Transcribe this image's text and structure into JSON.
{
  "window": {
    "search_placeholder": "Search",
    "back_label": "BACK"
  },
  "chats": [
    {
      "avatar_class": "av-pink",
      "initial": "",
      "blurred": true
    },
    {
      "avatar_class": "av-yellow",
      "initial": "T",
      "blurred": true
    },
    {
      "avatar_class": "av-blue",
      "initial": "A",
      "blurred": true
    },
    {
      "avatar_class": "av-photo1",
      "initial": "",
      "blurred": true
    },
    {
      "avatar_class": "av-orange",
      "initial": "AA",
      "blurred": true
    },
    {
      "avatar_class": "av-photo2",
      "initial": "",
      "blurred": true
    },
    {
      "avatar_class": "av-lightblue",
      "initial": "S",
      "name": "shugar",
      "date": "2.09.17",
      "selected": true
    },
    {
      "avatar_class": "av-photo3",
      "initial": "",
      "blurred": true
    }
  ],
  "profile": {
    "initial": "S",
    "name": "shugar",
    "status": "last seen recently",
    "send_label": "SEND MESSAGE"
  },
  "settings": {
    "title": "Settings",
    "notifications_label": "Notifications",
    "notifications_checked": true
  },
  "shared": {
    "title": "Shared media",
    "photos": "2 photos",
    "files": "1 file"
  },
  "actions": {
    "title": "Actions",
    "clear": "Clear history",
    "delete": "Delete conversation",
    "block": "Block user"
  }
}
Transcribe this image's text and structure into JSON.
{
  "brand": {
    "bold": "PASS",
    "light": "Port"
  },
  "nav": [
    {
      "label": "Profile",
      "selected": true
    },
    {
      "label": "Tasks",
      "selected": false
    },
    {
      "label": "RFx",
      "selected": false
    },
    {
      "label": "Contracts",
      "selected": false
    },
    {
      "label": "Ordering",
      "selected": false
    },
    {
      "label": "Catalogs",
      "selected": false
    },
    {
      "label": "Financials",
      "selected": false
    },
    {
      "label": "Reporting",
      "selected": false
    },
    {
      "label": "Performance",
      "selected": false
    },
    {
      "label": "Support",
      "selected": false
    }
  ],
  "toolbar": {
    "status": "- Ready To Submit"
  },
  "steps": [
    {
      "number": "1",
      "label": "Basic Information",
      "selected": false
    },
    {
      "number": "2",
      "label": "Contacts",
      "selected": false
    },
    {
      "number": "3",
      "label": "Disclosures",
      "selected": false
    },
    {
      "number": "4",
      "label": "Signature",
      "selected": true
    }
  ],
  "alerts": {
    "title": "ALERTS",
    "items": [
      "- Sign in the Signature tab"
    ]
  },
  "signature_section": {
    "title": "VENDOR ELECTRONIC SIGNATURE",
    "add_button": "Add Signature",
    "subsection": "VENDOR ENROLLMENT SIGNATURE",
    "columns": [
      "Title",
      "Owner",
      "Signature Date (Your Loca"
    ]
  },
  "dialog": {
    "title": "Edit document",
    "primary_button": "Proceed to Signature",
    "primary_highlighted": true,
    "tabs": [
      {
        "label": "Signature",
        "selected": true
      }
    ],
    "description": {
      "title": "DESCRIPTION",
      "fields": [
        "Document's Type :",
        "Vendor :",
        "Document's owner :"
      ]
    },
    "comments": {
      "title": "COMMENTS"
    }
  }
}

+===+

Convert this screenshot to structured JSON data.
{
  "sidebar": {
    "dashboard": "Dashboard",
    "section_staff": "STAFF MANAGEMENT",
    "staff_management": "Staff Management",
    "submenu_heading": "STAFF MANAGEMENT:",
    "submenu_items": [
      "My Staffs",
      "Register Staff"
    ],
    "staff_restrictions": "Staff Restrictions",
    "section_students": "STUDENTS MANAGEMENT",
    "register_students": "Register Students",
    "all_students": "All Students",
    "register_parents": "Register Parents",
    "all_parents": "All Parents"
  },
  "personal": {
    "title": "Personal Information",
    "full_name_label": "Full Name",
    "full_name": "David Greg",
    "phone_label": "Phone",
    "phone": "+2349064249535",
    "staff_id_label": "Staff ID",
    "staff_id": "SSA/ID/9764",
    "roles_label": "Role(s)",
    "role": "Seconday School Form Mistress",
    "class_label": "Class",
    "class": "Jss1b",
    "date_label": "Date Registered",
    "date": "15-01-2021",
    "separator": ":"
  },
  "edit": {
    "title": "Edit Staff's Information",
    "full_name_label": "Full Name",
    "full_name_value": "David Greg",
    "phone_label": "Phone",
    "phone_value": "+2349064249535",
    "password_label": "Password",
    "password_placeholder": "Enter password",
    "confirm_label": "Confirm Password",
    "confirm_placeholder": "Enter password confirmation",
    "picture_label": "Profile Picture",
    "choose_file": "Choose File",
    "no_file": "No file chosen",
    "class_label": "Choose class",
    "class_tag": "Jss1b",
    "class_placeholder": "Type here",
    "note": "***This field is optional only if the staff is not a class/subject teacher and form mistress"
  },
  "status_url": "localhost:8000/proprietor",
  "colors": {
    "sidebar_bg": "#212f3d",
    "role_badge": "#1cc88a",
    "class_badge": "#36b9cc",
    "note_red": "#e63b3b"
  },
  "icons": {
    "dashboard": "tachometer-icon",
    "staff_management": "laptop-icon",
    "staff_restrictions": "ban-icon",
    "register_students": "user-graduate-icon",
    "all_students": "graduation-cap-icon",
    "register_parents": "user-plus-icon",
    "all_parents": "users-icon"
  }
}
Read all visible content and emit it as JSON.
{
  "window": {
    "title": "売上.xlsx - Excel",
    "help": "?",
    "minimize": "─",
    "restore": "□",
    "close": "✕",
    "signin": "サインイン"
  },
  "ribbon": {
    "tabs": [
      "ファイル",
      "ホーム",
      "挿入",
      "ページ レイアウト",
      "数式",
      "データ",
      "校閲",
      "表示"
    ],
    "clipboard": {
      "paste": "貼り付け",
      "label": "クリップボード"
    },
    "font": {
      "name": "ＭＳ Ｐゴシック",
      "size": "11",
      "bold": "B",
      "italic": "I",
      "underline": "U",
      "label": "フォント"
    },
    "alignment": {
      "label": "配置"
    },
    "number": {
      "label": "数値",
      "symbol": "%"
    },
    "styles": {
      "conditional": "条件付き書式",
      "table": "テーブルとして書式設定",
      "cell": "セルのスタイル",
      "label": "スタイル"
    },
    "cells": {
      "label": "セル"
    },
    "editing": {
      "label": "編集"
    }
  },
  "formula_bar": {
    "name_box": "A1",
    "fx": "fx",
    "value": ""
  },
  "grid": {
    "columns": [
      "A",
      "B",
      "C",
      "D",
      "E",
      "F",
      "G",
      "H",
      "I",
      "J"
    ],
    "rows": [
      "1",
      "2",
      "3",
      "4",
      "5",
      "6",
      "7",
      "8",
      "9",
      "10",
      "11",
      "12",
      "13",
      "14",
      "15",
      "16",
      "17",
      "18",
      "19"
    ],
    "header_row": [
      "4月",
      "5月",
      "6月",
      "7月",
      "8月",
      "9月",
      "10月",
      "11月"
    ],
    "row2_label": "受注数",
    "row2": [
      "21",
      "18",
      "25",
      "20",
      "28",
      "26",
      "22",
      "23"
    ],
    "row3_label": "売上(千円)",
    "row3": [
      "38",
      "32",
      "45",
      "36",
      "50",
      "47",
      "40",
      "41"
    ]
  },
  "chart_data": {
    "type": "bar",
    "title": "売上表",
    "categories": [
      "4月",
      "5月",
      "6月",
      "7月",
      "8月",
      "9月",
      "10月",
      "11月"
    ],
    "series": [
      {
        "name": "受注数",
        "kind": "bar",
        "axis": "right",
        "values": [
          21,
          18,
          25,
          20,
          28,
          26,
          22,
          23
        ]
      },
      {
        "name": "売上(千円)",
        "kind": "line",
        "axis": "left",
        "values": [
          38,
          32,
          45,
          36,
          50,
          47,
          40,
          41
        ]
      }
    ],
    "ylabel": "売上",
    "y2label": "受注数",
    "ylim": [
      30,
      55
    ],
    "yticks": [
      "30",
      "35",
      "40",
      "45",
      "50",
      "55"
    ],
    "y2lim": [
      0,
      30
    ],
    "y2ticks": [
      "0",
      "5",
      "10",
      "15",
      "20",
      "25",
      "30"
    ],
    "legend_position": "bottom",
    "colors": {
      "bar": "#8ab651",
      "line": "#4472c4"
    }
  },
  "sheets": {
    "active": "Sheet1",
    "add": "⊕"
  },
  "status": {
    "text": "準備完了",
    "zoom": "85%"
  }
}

+===+

## Exercise instructions
Identify the lines in the entries above that contain "Choose", then copy them out.

## Written reply
    "choose_file": "Choose File",
    "class_label": "Choose class",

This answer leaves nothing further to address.